• **回答する設問**:
(A) 提供テキストの「Hive Download Site」から「ftp.kddilabs.jp|192.26.91.193|:80 に接続しています… 接続しました。」までを、一字も変えずに返す。
(B) 提供テキストで、.bashrcに追記されたHADOOP_HOMEの値は何か。
____ 提供テキスト
HiveはHiveQLというSQL風の言語でHadoop上のデータを操作できます。
Hadoop上のデータベースというとHBaseが有名ですが、
HiveはHDFSに対してよりユーザーフレンドリなインターフェイスを提供するもので、
HBaseとは根本的に存在意義が異なります。

———————————————————————————
http://hive.apache.org/ 抜粋
———————————————————————————
Hive is a data warehouse system for Hadoop that facilitates easy data summarization,
ad-hoc queries, and the analysis of large datasets stored in Hadoop compatible file systems.
Hive provides a mechanism to project structure onto this data and query the data using a
SQL-like language called HiveQL. At the same time this language also allows traditional
map/reduce programmers to plug in their custom mappers and reducers when it is
inconvenient or inefficient to express this logic in HiveQL.
———————————————————————————-

Hadoop+Hive検証環境を構築してみる
SQLライクにHadoop Hiveを使い倒す!
Hadoop Hiveと MySQLの利用例(29-FEB-2012)

[root@colinux ~]# vi /home/hiveuser/.bashrc

hive user

hive user

【/home/hiveuser/.bashrcに追記】
export PATH=$PATH:/usr/java/latest/bin
export JAVA_HOME=/usr/java/latest
export HADOOP_HOME=/usr/local/hadoop

Hive Download Site
http://www.apache.org/dyn/closer.cgi/hive/

Hive Install

[root@colinux ~]# su – hadoop
[hadoop@colinux ~]$ pwd
/home/hadoop
[hiveuser@colinux ~]$ wget http://ftp.kddilabs.jp/infosystems/apache/hive/stable/hive-0.8.1.tar.gz
–2012-05-20 14:50:13– http://ftp.kddilabs.jp/infosystems/apache/hive/stable/hive-0.8.1.tar.gz
ftp.kddilabs.jp をDNSに問いあわせています… 192.26.91.193, 2001:200:601:10:206:5bff:fef0:466c
ftp.kddilabs.jp|192.26.91.193|:80 に接続しています… 接続しました。
________
____ 提供された記録
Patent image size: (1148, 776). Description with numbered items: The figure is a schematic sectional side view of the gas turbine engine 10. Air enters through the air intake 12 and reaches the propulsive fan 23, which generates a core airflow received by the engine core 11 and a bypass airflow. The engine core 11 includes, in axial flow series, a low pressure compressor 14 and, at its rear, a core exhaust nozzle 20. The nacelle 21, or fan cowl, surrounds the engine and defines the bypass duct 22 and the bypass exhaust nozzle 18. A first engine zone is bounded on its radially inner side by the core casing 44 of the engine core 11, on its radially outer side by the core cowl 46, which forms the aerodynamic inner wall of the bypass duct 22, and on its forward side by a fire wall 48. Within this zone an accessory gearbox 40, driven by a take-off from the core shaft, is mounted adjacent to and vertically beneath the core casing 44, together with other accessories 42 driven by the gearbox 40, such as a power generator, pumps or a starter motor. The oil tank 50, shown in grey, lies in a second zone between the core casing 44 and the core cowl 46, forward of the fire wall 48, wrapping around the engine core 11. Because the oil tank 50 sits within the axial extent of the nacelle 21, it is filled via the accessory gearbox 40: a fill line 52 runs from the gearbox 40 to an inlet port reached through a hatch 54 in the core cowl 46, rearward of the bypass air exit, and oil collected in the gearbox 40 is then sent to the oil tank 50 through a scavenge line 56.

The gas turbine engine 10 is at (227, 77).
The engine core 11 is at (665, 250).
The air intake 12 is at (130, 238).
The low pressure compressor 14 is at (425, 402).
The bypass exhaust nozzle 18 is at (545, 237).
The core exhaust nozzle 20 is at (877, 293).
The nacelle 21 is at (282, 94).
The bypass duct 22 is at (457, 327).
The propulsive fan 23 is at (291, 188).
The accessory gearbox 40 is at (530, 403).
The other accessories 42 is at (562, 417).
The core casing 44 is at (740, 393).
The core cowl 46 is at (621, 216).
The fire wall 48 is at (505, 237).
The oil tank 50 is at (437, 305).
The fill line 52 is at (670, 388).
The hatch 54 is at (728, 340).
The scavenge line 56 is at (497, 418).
________
• **回答一覧**:
(A)
Hive Download Site
http://www.apache.org/dyn/closer.cgi/hive/

Hive Install

[root@colinux ~]# su – hadoop
[hadoop@colinux ~]$ pwd
/home/hadoop
[hiveuser@colinux ~]$ wget http://ftp.kddilabs.jp/infosystems/apache/hive/stable/hive-0.8.1.tar.gz
–2012-05-20 14:50:13– http://ftp.kddilabs.jp/infosystems/apache/hive/stable/hive-0.8.1.tar.gz
ftp.kddilabs.jp をDNSに問いあわせています… 192.26.91.193, 2001:200:601:10:206:5bff:fef0:466c
ftp.kddilabs.jp|192.26.91.193|:80 に接続しています… 接続しました。

(B) /usr/local/hadoop